WHAT YOU SHOULD DO: Search the material for the string "产品讲解与体验", then return every line where it is found.

SUPPLIED INFORMATION:
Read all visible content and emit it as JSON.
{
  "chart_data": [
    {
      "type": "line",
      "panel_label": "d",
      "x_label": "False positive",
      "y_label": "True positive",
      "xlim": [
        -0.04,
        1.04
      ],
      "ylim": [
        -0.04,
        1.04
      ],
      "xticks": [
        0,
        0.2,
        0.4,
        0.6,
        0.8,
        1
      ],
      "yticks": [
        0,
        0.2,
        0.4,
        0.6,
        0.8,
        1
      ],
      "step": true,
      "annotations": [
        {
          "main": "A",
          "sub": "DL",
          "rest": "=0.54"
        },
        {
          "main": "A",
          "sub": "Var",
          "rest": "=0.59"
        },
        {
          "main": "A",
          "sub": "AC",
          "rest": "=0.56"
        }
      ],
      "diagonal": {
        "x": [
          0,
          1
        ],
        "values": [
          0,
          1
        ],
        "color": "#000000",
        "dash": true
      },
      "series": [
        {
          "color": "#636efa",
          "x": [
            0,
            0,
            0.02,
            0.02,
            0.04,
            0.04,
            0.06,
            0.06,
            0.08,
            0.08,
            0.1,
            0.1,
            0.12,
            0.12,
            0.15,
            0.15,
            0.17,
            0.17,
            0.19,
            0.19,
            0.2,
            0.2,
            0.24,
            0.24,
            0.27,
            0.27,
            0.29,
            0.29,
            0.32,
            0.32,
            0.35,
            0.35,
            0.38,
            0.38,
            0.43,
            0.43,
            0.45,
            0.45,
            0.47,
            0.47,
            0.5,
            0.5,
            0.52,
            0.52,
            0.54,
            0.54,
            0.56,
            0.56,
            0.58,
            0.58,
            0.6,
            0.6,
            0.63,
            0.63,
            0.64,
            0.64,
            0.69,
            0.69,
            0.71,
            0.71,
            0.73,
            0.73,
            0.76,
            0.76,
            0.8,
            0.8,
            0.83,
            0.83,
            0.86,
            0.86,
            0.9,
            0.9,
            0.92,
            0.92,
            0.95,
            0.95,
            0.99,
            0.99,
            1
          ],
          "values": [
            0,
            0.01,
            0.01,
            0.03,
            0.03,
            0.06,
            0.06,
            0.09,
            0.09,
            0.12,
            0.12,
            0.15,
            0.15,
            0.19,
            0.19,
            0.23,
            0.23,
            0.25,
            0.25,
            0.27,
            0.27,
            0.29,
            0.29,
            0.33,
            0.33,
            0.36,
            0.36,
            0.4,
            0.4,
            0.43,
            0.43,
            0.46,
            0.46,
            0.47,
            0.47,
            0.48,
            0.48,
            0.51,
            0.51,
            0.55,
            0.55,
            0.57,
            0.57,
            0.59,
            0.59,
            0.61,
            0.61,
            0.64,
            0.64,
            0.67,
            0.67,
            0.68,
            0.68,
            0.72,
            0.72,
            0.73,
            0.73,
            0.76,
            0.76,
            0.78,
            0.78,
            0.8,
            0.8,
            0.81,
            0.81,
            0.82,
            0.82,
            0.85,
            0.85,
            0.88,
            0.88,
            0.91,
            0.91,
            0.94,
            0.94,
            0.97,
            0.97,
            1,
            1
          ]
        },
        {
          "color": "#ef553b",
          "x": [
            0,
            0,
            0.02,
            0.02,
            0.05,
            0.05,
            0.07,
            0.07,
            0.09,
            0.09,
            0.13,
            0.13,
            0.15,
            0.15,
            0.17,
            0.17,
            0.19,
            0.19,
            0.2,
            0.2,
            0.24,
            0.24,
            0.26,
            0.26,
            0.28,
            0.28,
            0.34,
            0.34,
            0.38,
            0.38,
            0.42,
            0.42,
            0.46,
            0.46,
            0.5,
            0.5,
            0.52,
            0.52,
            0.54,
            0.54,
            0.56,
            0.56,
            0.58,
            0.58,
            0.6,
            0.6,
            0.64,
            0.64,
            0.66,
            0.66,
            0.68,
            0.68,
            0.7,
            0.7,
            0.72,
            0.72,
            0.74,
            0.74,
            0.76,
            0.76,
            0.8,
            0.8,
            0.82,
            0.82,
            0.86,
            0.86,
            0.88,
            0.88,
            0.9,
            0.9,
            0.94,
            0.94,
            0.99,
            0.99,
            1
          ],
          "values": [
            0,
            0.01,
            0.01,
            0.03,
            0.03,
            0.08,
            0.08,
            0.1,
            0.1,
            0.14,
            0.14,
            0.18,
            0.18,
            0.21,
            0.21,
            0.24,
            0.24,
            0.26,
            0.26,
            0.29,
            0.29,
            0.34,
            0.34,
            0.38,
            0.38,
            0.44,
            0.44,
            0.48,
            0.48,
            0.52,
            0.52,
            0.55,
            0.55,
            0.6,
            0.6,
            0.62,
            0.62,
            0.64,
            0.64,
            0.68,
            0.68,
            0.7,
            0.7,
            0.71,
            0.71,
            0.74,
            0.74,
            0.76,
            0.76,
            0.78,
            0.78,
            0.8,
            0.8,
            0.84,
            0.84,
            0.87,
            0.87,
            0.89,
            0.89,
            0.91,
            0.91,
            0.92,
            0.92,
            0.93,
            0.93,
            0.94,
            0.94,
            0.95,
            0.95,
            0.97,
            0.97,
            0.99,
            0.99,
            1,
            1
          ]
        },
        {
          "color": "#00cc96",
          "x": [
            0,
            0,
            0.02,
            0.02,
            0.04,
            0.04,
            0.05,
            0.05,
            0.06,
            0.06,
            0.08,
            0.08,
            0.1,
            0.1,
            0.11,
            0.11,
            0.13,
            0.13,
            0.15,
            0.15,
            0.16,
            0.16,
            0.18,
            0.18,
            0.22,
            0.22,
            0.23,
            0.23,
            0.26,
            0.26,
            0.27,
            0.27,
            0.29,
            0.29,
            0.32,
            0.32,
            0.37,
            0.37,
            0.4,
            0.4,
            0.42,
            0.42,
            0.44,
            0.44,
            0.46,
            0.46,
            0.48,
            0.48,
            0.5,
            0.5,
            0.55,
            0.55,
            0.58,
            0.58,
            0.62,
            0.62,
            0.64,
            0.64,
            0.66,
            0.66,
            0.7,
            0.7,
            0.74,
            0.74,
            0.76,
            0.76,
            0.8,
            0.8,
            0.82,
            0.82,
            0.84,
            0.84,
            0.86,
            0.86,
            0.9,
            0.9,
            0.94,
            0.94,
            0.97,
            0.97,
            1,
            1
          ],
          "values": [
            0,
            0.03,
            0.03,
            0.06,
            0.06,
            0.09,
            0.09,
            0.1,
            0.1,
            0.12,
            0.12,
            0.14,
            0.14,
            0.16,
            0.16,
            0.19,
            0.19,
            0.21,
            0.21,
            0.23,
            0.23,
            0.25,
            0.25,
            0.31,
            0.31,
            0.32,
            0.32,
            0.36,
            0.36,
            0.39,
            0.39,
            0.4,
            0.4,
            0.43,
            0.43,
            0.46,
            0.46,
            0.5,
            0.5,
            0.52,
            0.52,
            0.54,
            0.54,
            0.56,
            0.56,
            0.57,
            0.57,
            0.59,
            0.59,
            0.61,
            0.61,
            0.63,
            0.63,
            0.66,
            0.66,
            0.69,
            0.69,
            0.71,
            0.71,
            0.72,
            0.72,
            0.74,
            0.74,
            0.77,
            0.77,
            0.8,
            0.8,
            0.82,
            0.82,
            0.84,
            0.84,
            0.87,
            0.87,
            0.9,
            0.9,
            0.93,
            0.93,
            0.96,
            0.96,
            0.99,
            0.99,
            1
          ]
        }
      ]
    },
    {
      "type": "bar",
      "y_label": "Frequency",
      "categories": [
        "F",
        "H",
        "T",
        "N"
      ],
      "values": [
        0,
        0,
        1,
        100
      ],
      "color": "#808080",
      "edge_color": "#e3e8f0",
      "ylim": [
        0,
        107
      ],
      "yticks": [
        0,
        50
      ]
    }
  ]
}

--

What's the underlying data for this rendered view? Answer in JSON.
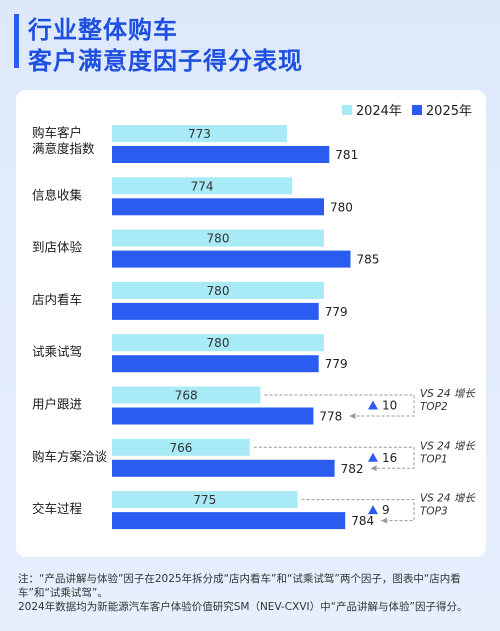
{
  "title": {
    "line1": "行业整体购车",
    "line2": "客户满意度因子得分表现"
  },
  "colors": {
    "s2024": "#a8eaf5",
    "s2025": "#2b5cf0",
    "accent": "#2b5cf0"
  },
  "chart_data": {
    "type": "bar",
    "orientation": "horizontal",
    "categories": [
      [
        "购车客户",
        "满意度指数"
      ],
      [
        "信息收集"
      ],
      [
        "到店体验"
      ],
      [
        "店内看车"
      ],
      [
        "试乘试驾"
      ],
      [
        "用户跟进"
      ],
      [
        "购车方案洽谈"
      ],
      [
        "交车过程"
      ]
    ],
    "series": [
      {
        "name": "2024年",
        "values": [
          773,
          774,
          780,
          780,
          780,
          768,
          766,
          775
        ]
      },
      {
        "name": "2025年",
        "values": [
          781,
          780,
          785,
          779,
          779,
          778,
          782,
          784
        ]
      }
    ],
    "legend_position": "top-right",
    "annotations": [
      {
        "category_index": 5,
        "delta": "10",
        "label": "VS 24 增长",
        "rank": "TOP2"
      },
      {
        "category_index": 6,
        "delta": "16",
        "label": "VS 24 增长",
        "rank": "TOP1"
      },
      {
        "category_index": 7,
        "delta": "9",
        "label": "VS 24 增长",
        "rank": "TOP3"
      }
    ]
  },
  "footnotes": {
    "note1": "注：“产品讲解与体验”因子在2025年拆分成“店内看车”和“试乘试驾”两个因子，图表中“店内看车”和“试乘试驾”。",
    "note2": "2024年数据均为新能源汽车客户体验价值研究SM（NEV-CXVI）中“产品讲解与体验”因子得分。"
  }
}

OUTPUT OF THE EXERCISE:
    "note1": "注：“产品讲解与体验”因子在2025年拆分成“店内看车”和“试乘试驾”两个因子，图表中“店内看车”和“试乘试驾”。",
    "note2": "2024年数据均为新能源汽车客户体验价值研究SM（NEV-CXVI）中“产品讲解与体验”因子得分。"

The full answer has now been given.